Aim:
Return every line of the material below unchanged, omitting only the pictures.

* * * * * * *

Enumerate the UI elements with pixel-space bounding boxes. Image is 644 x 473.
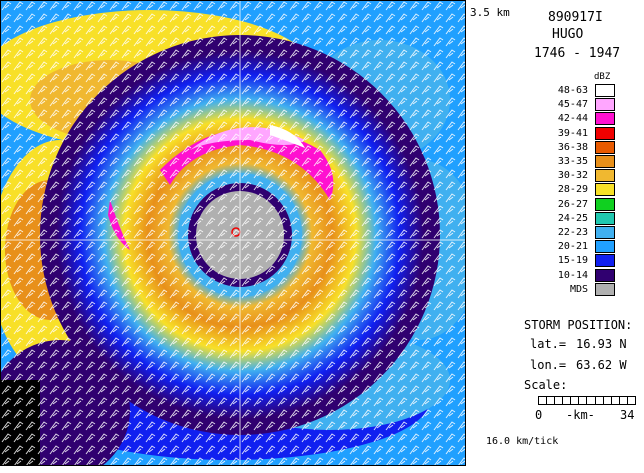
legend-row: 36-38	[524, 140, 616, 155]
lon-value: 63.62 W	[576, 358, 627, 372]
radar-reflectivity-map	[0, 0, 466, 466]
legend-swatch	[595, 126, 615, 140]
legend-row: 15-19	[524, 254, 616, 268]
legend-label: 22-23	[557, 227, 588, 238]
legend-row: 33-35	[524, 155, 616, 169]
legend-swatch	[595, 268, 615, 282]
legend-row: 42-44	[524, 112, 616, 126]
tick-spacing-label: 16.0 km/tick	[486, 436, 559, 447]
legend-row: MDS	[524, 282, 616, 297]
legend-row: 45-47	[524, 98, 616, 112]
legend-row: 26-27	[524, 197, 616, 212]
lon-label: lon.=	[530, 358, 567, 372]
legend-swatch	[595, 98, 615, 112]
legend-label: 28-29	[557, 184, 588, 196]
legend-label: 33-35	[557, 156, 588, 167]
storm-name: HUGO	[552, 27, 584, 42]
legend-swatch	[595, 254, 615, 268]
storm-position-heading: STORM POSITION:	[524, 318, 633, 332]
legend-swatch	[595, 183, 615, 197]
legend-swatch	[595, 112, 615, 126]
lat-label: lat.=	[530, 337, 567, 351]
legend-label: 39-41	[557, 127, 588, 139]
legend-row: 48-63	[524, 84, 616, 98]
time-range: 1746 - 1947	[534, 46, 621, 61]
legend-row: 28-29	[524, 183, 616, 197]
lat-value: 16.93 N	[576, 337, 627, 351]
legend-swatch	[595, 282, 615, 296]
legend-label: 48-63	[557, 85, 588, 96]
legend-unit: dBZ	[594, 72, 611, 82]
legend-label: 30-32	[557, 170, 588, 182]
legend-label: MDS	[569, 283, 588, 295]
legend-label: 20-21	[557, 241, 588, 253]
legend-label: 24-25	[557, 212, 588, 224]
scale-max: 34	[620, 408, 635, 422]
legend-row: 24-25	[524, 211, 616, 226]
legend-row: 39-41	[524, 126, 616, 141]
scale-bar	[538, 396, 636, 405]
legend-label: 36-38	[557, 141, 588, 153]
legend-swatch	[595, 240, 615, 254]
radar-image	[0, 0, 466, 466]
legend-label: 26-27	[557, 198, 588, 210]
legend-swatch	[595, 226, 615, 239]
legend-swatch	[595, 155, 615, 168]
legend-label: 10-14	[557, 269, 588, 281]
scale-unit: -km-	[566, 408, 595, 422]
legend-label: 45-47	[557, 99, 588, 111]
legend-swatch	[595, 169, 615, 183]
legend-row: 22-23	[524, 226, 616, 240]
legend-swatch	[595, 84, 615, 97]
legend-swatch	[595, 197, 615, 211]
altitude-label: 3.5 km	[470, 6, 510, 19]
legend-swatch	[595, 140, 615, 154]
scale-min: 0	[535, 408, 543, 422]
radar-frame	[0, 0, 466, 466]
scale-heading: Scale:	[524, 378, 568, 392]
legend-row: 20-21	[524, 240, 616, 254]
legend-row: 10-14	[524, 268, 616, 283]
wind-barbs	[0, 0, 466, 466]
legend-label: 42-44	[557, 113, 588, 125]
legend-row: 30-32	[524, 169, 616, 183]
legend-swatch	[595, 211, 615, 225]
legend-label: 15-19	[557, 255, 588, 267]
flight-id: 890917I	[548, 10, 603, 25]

* * * * * * *

Written solution:
Enumerate the UI elements with pixel-space bounding boxes. Image is 644 x 473.
legend-row: 36-38	[524, 140, 616, 155]
lon-value: 63.62 W	[576, 358, 627, 372]
radar-reflectivity-map	[0, 0, 466, 466]
legend-swatch	[595, 126, 615, 140]
legend-row: 15-19	[524, 254, 616, 268]
legend-label: 22-23	[557, 227, 588, 238]
legend-row: 33-35	[524, 155, 616, 169]
legend-swatch	[595, 268, 615, 282]
legend-row: 42-44	[524, 112, 616, 126]
tick-spacing-label: 16.0 km/tick	[486, 436, 559, 447]
legend-row: MDS	[524, 282, 616, 297]
legend-row: 45-47	[524, 98, 616, 112]
legend-row: 26-27	[524, 197, 616, 212]
lon-label: lon.=	[530, 358, 567, 372]
legend-swatch	[595, 98, 615, 112]
legend-label: 28-29	[557, 184, 588, 196]
legend-label: 33-35	[557, 156, 588, 167]
storm-name: HUGO	[552, 27, 584, 42]
legend-swatch	[595, 254, 615, 268]
storm-position-heading: STORM POSITION:	[524, 318, 633, 332]
legend-swatch	[595, 183, 615, 197]
legend-swatch	[595, 112, 615, 126]
lat-label: lat.=	[530, 337, 567, 351]
legend-label: 39-41	[557, 127, 588, 139]
legend-row: 48-63	[524, 84, 616, 98]
time-range: 1746 - 1947	[534, 46, 621, 61]
legend-row: 28-29	[524, 183, 616, 197]
lat-value: 16.93 N	[576, 337, 627, 351]
legend-swatch	[595, 282, 615, 296]
legend-label: 48-63	[557, 85, 588, 96]
legend-unit: dBZ	[594, 72, 611, 82]
legend-label: 30-32	[557, 170, 588, 182]
legend-label: MDS	[569, 283, 588, 295]
legend-label: 20-21	[557, 241, 588, 253]
legend-label: 24-25	[557, 212, 588, 224]
scale-max: 34	[620, 408, 635, 422]
legend-row: 24-25	[524, 211, 616, 226]
legend-row: 39-41	[524, 126, 616, 141]
scale-bar	[538, 396, 636, 405]
legend-label: 36-38	[557, 141, 588, 153]
legend-swatch	[595, 240, 615, 254]
radar-image	[0, 0, 466, 466]
legend-label: 26-27	[557, 198, 588, 210]
legend-swatch	[595, 226, 615, 239]
legend-swatch	[595, 155, 615, 168]
legend-label: 10-14	[557, 269, 588, 281]
scale-unit: -km-	[566, 408, 595, 422]
legend-label: 45-47	[557, 99, 588, 111]
legend-swatch	[595, 169, 615, 183]
legend-row: 22-23	[524, 226, 616, 240]
legend-swatch	[595, 84, 615, 97]
legend-swatch	[595, 197, 615, 211]
altitude-label: 3.5 km	[470, 6, 510, 19]
legend-swatch	[595, 140, 615, 154]
scale-min: 0	[535, 408, 543, 422]
radar-frame	[0, 0, 466, 466]
scale-heading: Scale:	[524, 378, 568, 392]
legend-row: 20-21	[524, 240, 616, 254]
legend-row: 10-14	[524, 268, 616, 283]
wind-barbs	[0, 0, 466, 466]
legend-label: 42-44	[557, 113, 588, 125]
legend-row: 30-32	[524, 169, 616, 183]
legend-swatch	[595, 211, 615, 225]
legend-label: 15-19	[557, 255, 588, 267]
flight-id: 890917I	[548, 10, 603, 25]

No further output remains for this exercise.